**ABOUT THIS EXERCISE:** The answer must consist of the records, repeated exactly.

**THE DATA:**
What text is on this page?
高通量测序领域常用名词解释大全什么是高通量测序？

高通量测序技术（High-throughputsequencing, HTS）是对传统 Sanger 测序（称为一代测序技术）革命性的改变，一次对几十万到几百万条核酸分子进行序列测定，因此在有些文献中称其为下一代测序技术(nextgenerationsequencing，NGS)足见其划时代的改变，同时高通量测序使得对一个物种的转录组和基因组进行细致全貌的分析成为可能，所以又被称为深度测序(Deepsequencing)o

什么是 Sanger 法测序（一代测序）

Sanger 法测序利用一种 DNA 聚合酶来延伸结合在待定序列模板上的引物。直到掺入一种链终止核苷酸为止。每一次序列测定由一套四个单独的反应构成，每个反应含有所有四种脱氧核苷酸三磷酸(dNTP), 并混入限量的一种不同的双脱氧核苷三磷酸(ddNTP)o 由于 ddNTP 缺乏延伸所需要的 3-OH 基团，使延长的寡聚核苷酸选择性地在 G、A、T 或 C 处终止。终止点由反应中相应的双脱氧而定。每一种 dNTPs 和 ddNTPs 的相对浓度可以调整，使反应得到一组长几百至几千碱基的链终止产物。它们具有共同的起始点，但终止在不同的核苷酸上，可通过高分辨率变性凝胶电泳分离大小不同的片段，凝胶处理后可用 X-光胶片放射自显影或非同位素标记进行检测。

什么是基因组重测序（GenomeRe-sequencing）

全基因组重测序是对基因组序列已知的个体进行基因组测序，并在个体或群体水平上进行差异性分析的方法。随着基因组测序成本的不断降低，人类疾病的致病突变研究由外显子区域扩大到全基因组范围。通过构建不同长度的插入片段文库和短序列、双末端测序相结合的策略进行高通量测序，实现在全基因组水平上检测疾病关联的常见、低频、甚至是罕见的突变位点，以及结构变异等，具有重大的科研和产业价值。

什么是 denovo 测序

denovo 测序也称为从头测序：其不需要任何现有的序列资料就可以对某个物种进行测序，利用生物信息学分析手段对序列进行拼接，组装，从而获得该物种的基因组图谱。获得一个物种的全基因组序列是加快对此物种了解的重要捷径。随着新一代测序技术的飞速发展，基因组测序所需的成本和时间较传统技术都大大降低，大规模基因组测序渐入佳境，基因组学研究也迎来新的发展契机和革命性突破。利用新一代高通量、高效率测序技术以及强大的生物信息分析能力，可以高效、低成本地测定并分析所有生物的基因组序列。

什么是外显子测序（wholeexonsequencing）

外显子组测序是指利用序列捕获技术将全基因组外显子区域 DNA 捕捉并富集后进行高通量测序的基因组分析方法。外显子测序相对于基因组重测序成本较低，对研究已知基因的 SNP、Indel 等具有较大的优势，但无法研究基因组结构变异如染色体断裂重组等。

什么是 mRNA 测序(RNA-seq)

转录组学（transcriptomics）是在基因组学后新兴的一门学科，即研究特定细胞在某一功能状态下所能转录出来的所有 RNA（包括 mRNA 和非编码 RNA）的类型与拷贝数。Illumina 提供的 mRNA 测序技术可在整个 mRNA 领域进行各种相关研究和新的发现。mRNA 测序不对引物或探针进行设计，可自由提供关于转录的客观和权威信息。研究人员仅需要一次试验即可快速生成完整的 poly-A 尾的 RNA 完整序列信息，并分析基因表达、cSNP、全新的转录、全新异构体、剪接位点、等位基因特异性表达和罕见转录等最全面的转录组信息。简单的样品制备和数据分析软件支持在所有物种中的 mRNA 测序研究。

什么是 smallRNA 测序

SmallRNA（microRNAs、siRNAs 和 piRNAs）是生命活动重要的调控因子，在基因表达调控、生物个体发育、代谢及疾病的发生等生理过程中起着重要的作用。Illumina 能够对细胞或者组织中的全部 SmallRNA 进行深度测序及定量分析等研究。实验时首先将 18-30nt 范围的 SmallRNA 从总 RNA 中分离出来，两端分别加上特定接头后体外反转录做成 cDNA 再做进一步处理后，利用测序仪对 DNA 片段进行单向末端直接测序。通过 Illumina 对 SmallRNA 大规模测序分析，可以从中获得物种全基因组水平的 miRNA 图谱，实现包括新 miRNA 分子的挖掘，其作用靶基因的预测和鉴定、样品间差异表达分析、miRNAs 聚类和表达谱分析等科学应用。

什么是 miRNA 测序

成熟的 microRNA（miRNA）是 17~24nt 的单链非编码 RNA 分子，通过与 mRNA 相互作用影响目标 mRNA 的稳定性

**TASK RESPONSE:**
What text is on this page?
高通量测序领域常用名词解释大全什么是高通量测序？

高通量测序技术（High-throughputsequencing, HTS）是对传统 Sanger 测序（称为一代测序技术）革命性的改变，一次对几十万到几百万条核酸分子进行序列测定，因此在有些文献中称其为下一代测序技术(nextgenerationsequencing，NGS)足见其划时代的改变，同时高通量测序使得对一个物种的转录组和基因组进行细致全貌的分析成为可能，所以又被称为深度测序(Deepsequencing)o

什么是 Sanger 法测序（一代测序）

Sanger 法测序利用一种 DNA 聚合酶来延伸结合在待定序列模板上的引物。直到掺入一种链终止核苷酸为止。每一次序列测定由一套四个单独的反应构成，每个反应含有所有四种脱氧核苷酸三磷酸(dNTP), 并混入限量的一种不同的双脱氧核苷三磷酸(ddNTP)o 由于 ddNTP 缺乏延伸所需要的 3-OH 基团，使延长的寡聚核苷酸选择性地在 G、A、T 或 C 处终止。终止点由反应中相应的双脱氧而定。每一种 dNTPs 和 ddNTPs 的相对浓度可以调整，使反应得到一组长几百至几千碱基的链终止产物。它们具有共同的起始点，但终止在不同的核苷酸上，可通过高分辨率变性凝胶电泳分离大小不同的片段，凝胶处理后可用 X-光胶片放射自显影或非同位素标记进行检测。

什么是基因组重测序（GenomeRe-sequencing）

全基因组重测序是对基因组序列已知的个体进行基因组测序，并在个体或群体水平上进行差异性分析的方法。随着基因组测序成本的不断降低，人类疾病的致病突变研究由外显子区域扩大到全基因组范围。通过构建不同长度的插入片段文库和短序列、双末端测序相结合的策略进行高通量测序，实现在全基因组水平上检测疾病关联的常见、低频、甚至是罕见的突变位点，以及结构变异等，具有重大的科研和产业价值。

什么是 denovo 测序

denovo 测序也称为从头测序：其不需要任何现有的序列资料就可以对某个物种进行测序，利用生物信息学分析手段对序列进行拼接，组装，从而获得该物种的基因组图谱。获得一个物种的全基因组序列是加快对此物种了解的重要捷径。随着新一代测序技术的飞速发展，基因组测序所需的成本和时间较传统技术都大大降低，大规模基因组测序渐入佳境，基因组学研究也迎来新的发展契机和革命性突破。利用新一代高通量、高效率测序技术以及强大的生物信息分析能力，可以高效、低成本地测定并分析所有生物的基因组序列。

什么是外显子测序（wholeexonsequencing）

外显子组测序是指利用序列捕获技术将全基因组外显子区域 DNA 捕捉并富集后进行高通量测序的基因组分析方法。外显子测序相对于基因组重测序成本较低，对研究已知基因的 SNP、Indel 等具有较大的优势，但无法研究基因组结构变异如染色体断裂重组等。

什么是 mRNA 测序(RNA-seq)

转录组学（transcriptomics）是在基因组学后新兴的一门学科，即研究特定细胞在某一功能状态下所能转录出来的所有 RNA（包括 mRNA 和非编码 RNA）的类型与拷贝数。Illumina 提供的 mRNA 测序技术可在整个 mRNA 领域进行各种相关研究和新的发现。mRNA 测序不对引物或探针进行设计，可自由提供关于转录的客观和权威信息。研究人员仅需要一次试验即可快速生成完整的 poly-A 尾的 RNA 完整序列信息，并分析基因表达、cSNP、全新的转录、全新异构体、剪接位点、等位基因特异性表达和罕见转录等最全面的转录组信息。简单的样品制备和数据分析软件支持在所有物种中的 mRNA 测序研究。

什么是 smallRNA 测序

SmallRNA（microRNAs、siRNAs 和 piRNAs）是生命活动重要的调控因子，在基因表达调控、生物个体发育、代谢及疾病的发生等生理过程中起着重要的作用。Illumina 能够对细胞或者组织中的全部 SmallRNA 进行深度测序及定量分析等研究。实验时首先将 18-30nt 范围的 SmallRNA 从总 RNA 中分离出来，两端分别加上特定接头后体外反转录做成 cDNA 再做进一步处理后，利用测序仪对 DNA 片段进行单向末端直接测序。通过 Illumina 对 SmallRNA 大规模测序分析，可以从中获得物种全基因组水平的 miRNA 图谱，实现包括新 miRNA 分子的挖掘，其作用靶基因的预测和鉴定、样品间差异表达分析、miRNAs 聚类和表达谱分析等科学应用。

什么是 miRNA 测序

成熟的 microRNA（miRNA）是 17~24nt 的单链非编码 RNA 分子，通过与 mRNA 相互作用影响目标 mRNA 的稳定性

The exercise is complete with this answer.